● **Record set**
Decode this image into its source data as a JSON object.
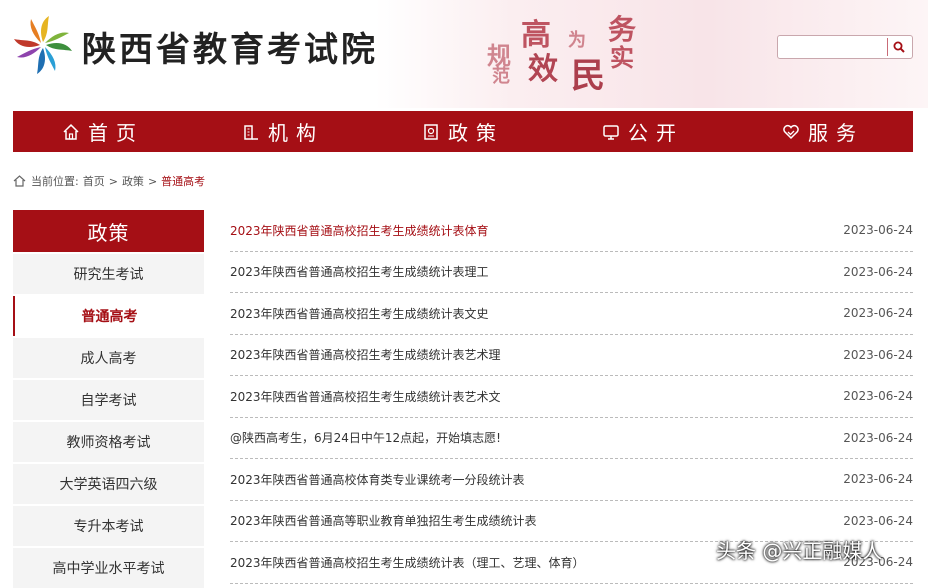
{
  "header": {
    "site_title": "陕西省教育考试院",
    "slogans": [
      "规",
      "范",
      "高",
      "效",
      "为",
      "民",
      "务",
      "实"
    ],
    "search": {
      "placeholder": "",
      "value": ""
    },
    "icons": {
      "logo": "pinwheel-logo",
      "search": "search-icon"
    }
  },
  "nav": {
    "items": [
      {
        "label": "首页",
        "icon": "home-icon"
      },
      {
        "label": "机构",
        "icon": "building-icon"
      },
      {
        "label": "政策",
        "icon": "document-icon"
      },
      {
        "label": "公开",
        "icon": "monitor-icon"
      },
      {
        "label": "服务",
        "icon": "heart-hand-icon"
      }
    ]
  },
  "breadcrumb": {
    "prefix": "当前位置:",
    "items": [
      "首页",
      "政策",
      "普通高考"
    ],
    "separator": ">"
  },
  "sidebar": {
    "title": "政策",
    "items": [
      {
        "label": "研究生考试",
        "active": false
      },
      {
        "label": "普通高考",
        "active": true
      },
      {
        "label": "成人高考",
        "active": false
      },
      {
        "label": "自学考试",
        "active": false
      },
      {
        "label": "教师资格考试",
        "active": false
      },
      {
        "label": "大学英语四六级",
        "active": false
      },
      {
        "label": "专升本考试",
        "active": false
      },
      {
        "label": "高中学业水平考试",
        "active": false
      }
    ]
  },
  "articles": [
    {
      "title": "2023年陕西省普通高校招生考生成绩统计表体育",
      "date": "2023-06-24"
    },
    {
      "title": "2023年陕西省普通高校招生考生成绩统计表理工",
      "date": "2023-06-24"
    },
    {
      "title": "2023年陕西省普通高校招生考生成绩统计表文史",
      "date": "2023-06-24"
    },
    {
      "title": "2023年陕西省普通高校招生考生成绩统计表艺术理",
      "date": "2023-06-24"
    },
    {
      "title": "2023年陕西省普通高校招生考生成绩统计表艺术文",
      "date": "2023-06-24"
    },
    {
      "title": "@陕西高考生，6月24日中午12点起，开始填志愿!",
      "date": "2023-06-24"
    },
    {
      "title": "2023年陕西省普通高校体育类专业课统考一分段统计表",
      "date": "2023-06-24"
    },
    {
      "title": "2023年陕西省普通高等职业教育单独招生考生成绩统计表",
      "date": "2023-06-24"
    },
    {
      "title": "2023年陕西省普通高校招生考生成绩统计表（理工、艺理、体育）",
      "date": "2023-06-24"
    }
  ],
  "watermark": "头条 @兴正融媒人",
  "colors": {
    "brand": "#a50f15",
    "sidebar_bg": "#f4f4f4",
    "text": "#333333"
  }
}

● **To be done**
Set down the material above as is, without any pictures.

● **Written answer**
Decode this image into its source data as a JSON object.
{
  "header": {
    "site_title": "陕西省教育考试院",
    "slogans": [
      "规",
      "范",
      "高",
      "效",
      "为",
      "民",
      "务",
      "实"
    ],
    "search": {
      "placeholder": "",
      "value": ""
    },
    "icons": {
      "logo": "pinwheel-logo",
      "search": "search-icon"
    }
  },
  "nav": {
    "items": [
      {
        "label": "首页",
        "icon": "home-icon"
      },
      {
        "label": "机构",
        "icon": "building-icon"
      },
      {
        "label": "政策",
        "icon": "document-icon"
      },
      {
        "label": "公开",
        "icon": "monitor-icon"
      },
      {
        "label": "服务",
        "icon": "heart-hand-icon"
      }
    ]
  },
  "breadcrumb": {
    "prefix": "当前位置:",
    "items": [
      "首页",
      "政策",
      "普通高考"
    ],
    "separator": ">"
  },
  "sidebar": {
    "title": "政策",
    "items": [
      {
        "label": "研究生考试",
        "active": false
      },
      {
        "label": "普通高考",
        "active": true
      },
      {
        "label": "成人高考",
        "active": false
      },
      {
        "label": "自学考试",
        "active": false
      },
      {
        "label": "教师资格考试",
        "active": false
      },
      {
        "label": "大学英语四六级",
        "active": false
      },
      {
        "label": "专升本考试",
        "active": false
      },
      {
        "label": "高中学业水平考试",
        "active": false
      }
    ]
  },
  "articles": [
    {
      "title": "2023年陕西省普通高校招生考生成绩统计表体育",
      "date": "2023-06-24"
    },
    {
      "title": "2023年陕西省普通高校招生考生成绩统计表理工",
      "date": "2023-06-24"
    },
    {
      "title": "2023年陕西省普通高校招生考生成绩统计表文史",
      "date": "2023-06-24"
    },
    {
      "title": "2023年陕西省普通高校招生考生成绩统计表艺术理",
      "date": "2023-06-24"
    },
    {
      "title": "2023年陕西省普通高校招生考生成绩统计表艺术文",
      "date": "2023-06-24"
    },
    {
      "title": "@陕西高考生，6月24日中午12点起，开始填志愿!",
      "date": "2023-06-24"
    },
    {
      "title": "2023年陕西省普通高校体育类专业课统考一分段统计表",
      "date": "2023-06-24"
    },
    {
      "title": "2023年陕西省普通高等职业教育单独招生考生成绩统计表",
      "date": "2023-06-24"
    },
    {
      "title": "2023年陕西省普通高校招生考生成绩统计表（理工、艺理、体育）",
      "date": "2023-06-24"
    }
  ],
  "watermark": "头条 @兴正融媒人",
  "colors": {
    "brand": "#a50f15",
    "sidebar_bg": "#f4f4f4",
    "text": "#333333"
  }
}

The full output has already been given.